● **Problem requirements**
Omit all images, then return the remaining material exactly as it stands.

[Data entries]
------------------------
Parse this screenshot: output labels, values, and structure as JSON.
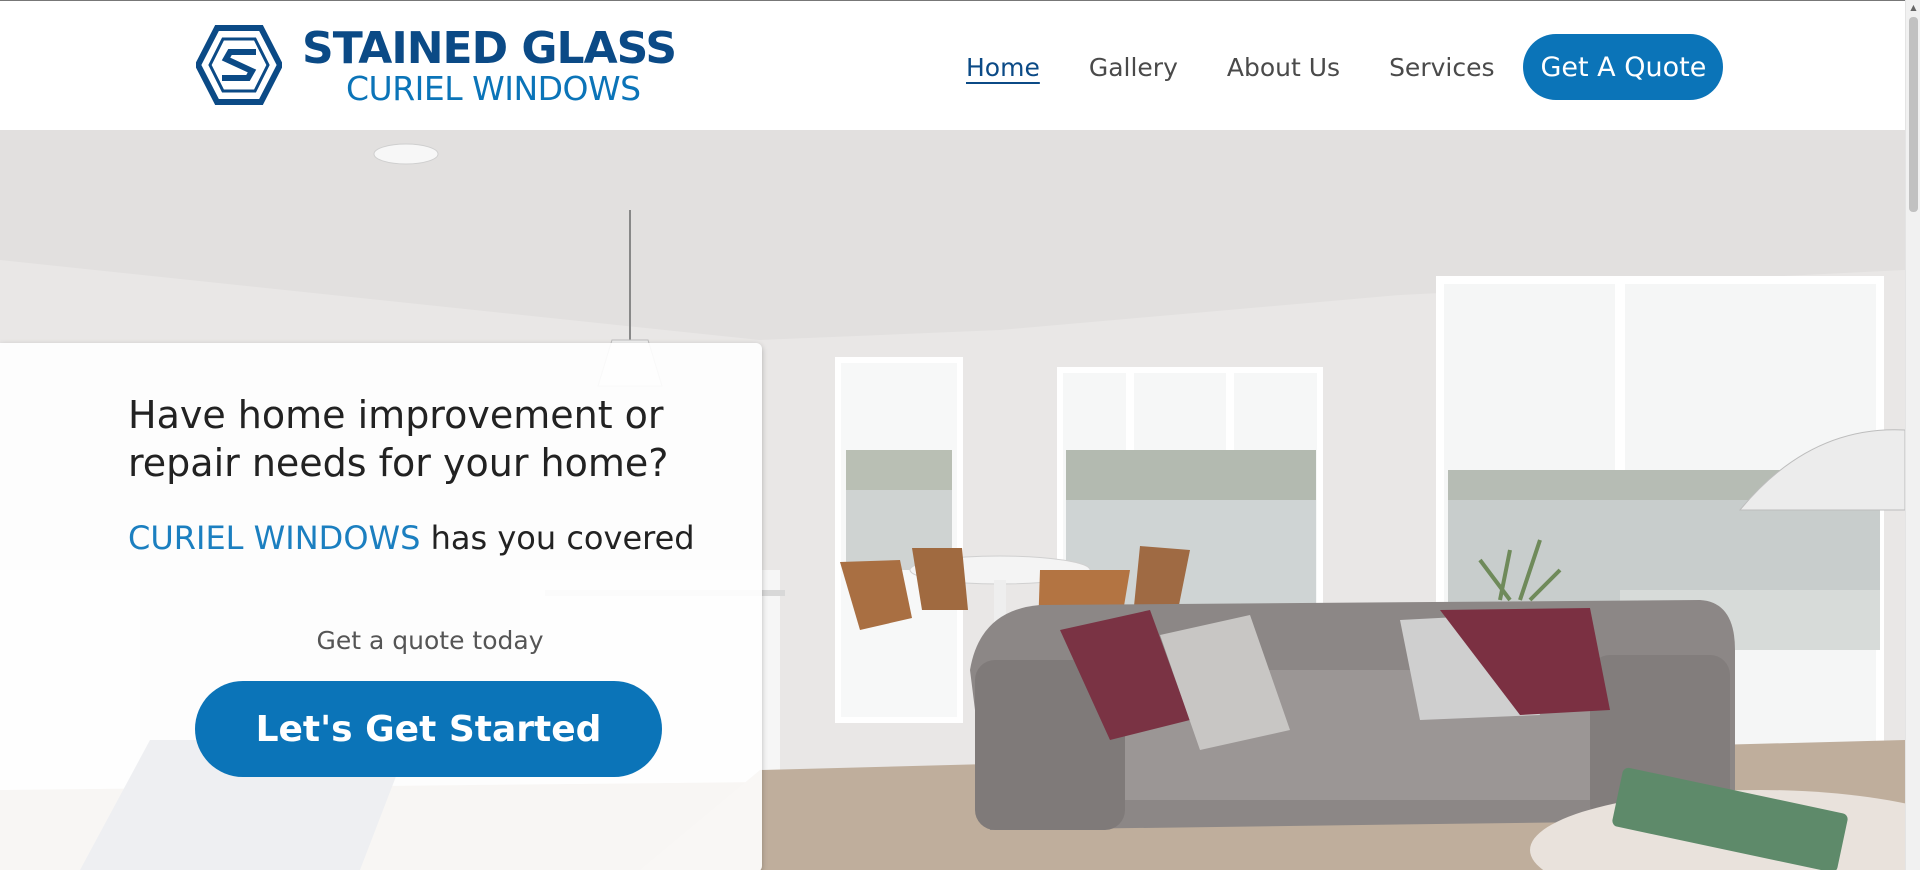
{
  "colors": {
    "brand_navy": "#0b4a86",
    "brand_blue": "#0b74b8",
    "accent_text_blue": "#1b7fc0"
  },
  "logo": {
    "line1": "STAINED GLASS",
    "line2": "CURIEL WINDOWS",
    "icon": "stained-glass-logo-mark"
  },
  "nav": {
    "items": [
      {
        "label": "Home",
        "active": true
      },
      {
        "label": "Gallery",
        "active": false
      },
      {
        "label": "About Us",
        "active": false
      },
      {
        "label": "Services",
        "active": false
      }
    ],
    "quote_button": "Get A Quote"
  },
  "hero": {
    "headline": "Have home improvement or repair needs for your home?",
    "sub_brand": "CURIEL WINDOWS",
    "sub_rest": " has you covered",
    "cta_label": "Get a quote today",
    "cta_button": "Let's Get Started"
  }
}
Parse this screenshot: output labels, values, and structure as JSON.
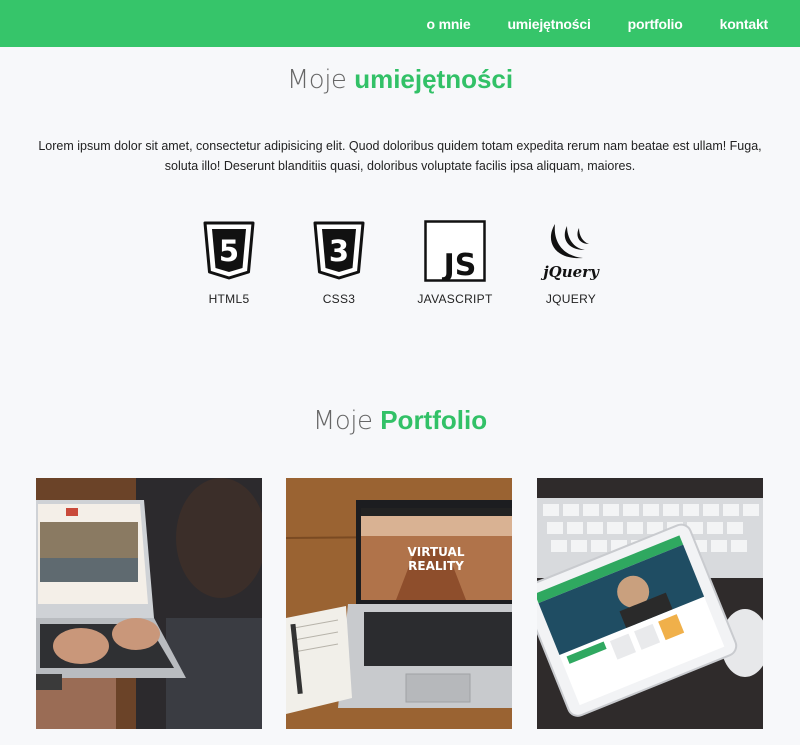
{
  "nav": {
    "items": [
      "o mnie",
      "umiejętności",
      "portfolio",
      "kontakt"
    ]
  },
  "skills_section": {
    "title_prefix": "Moje",
    "title_highlight": "umiejętności",
    "intro": "Lorem ipsum dolor sit amet, consectetur adipisicing elit. Quod doloribus quidem totam expedita rerum nam beatae est ullam! Fuga, soluta illo! Deserunt blanditiis quasi, doloribus voluptate facilis ipsa aliquam, maiores.",
    "skills": [
      {
        "label": "HTML5",
        "icon": "html5-icon",
        "glyph": "5"
      },
      {
        "label": "CSS3",
        "icon": "css3-icon",
        "glyph": "3"
      },
      {
        "label": "JAVASCRIPT",
        "icon": "javascript-icon",
        "glyph": "JS"
      },
      {
        "label": "JQUERY",
        "icon": "jquery-icon",
        "glyph": "jQuery"
      }
    ]
  },
  "portfolio_section": {
    "title_prefix": "Moje",
    "title_highlight": "Portfolio",
    "tile_text": {
      "vr_line1": "VIRTUAL",
      "vr_line2": "REALITY"
    }
  },
  "colors": {
    "accent": "#36c56a",
    "background": "#f7f8fa"
  }
}
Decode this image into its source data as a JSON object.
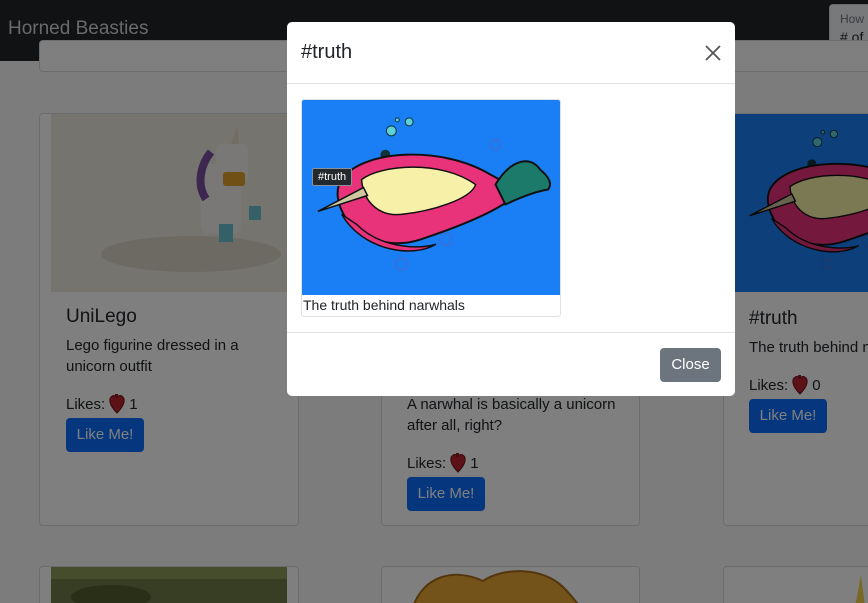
------------------------
● **Answer to this exercise**
Parse this screenshot: output labels, values, and structure as JSON.
{
  "colors": {
    "brand_navy": "#0b4a86",
    "brand_blue": "#0b74b8",
    "accent_text_blue": "#1b7fc0"
  },
  "logo": {
    "line1": "STAINED GLASS",
    "line2": "CURIEL WINDOWS",
    "icon": "stained-glass-logo-mark"
  },
  "nav": {
    "items": [
      {
        "label": "Home",
        "active": true
      },
      {
        "label": "Gallery",
        "active": false
      },
      {
        "label": "About Us",
        "active": false
      },
      {
        "label": "Services",
        "active": false
      }
    ],
    "quote_button": "Get A Quote"
  },
  "hero": {
    "headline": "Have home improvement or repair needs for your home?",
    "sub_brand": "CURIEL WINDOWS",
    "sub_rest": " has you covered",
    "cta_label": "Get a quote today",
    "cta_button": "Let's Get Started"
  }
}
Parse this screenshot: output labels, values, and structure as JSON.
{
  "nav": {
    "items": [
      "o mnie",
      "umiejętności",
      "portfolio",
      "kontakt"
    ]
  },
  "skills_section": {
    "title_prefix": "Moje",
    "title_highlight": "umiejętności",
    "intro": "Lorem ipsum dolor sit amet, consectetur adipisicing elit. Quod doloribus quidem totam expedita rerum nam beatae est ullam! Fuga, soluta illo! Deserunt blanditiis quasi, doloribus voluptate facilis ipsa aliquam, maiores.",
    "skills": [
      {
        "label": "HTML5",
        "icon": "html5-icon",
        "glyph": "5"
      },
      {
        "label": "CSS3",
        "icon": "css3-icon",
        "glyph": "3"
      },
      {
        "label": "JAVASCRIPT",
        "icon": "javascript-icon",
        "glyph": "JS"
      },
      {
        "label": "JQUERY",
        "icon": "jquery-icon",
        "glyph": "jQuery"
      }
    ]
  },
  "portfolio_section": {
    "title_prefix": "Moje",
    "title_highlight": "Portfolio",
    "tile_text": {
      "vr_line1": "VIRTUAL",
      "vr_line2": "REALITY"
    }
  },
  "colors": {
    "accent": "#36c56a",
    "background": "#f7f8fa"
  }
}
Decode this image into its source data as a JSON object.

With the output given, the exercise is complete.